** start MATERIAL FOR THIS EXERCISE **
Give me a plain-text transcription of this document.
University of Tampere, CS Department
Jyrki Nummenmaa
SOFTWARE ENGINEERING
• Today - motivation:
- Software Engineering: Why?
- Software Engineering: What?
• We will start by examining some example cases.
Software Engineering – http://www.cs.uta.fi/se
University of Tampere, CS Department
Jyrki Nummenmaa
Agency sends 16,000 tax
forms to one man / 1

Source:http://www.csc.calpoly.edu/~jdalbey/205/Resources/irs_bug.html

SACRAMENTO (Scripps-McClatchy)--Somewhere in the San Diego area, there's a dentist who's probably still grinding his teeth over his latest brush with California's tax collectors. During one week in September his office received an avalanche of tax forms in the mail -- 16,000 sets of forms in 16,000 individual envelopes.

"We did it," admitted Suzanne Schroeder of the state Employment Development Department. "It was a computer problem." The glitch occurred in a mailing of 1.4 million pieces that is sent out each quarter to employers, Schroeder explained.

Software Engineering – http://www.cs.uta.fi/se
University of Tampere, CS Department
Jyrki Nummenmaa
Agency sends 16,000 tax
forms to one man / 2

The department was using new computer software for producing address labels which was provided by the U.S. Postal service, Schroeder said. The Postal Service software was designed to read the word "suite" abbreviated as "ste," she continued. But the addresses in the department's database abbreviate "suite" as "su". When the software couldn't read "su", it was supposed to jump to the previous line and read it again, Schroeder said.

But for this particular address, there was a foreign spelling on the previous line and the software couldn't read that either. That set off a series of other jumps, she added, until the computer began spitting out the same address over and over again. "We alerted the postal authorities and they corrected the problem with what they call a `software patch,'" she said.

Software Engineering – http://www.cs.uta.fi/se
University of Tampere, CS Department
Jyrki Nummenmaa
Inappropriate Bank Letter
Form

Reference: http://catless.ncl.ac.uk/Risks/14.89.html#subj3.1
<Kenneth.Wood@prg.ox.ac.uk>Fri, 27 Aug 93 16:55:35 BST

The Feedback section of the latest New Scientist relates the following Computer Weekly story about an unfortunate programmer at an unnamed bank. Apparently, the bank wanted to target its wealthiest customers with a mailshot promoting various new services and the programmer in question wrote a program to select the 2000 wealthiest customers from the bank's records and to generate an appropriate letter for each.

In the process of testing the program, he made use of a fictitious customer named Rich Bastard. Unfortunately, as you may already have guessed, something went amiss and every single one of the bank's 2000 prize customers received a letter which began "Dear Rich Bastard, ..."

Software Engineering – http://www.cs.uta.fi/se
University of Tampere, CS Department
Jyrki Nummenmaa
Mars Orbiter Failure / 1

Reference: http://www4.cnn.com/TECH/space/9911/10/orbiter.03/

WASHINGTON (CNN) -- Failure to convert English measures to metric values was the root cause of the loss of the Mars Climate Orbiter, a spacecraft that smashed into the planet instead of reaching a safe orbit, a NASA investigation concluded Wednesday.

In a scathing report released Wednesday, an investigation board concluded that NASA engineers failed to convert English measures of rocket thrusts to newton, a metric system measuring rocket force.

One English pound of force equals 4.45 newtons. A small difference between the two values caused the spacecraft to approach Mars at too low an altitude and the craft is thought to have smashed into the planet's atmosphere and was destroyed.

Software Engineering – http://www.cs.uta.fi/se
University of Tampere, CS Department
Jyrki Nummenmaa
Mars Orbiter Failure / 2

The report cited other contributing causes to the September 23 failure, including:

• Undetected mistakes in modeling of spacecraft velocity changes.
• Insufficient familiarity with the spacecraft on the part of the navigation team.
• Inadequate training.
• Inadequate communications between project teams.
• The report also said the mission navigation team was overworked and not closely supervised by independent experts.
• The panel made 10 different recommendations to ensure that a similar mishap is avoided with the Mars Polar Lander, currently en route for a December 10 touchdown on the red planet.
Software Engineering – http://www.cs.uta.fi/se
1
** end MATERIAL FOR THIS EXERCISE **
WRITTEN EXERCISE: Which lines contain "navigation"? Copy each of them out.

RESULT OF THE TASK:
• Insufficient familiarity with the spacecraft on the part of the navigation team.
• The report also said the mission navigation team was overworked and not closely supervised by independent experts.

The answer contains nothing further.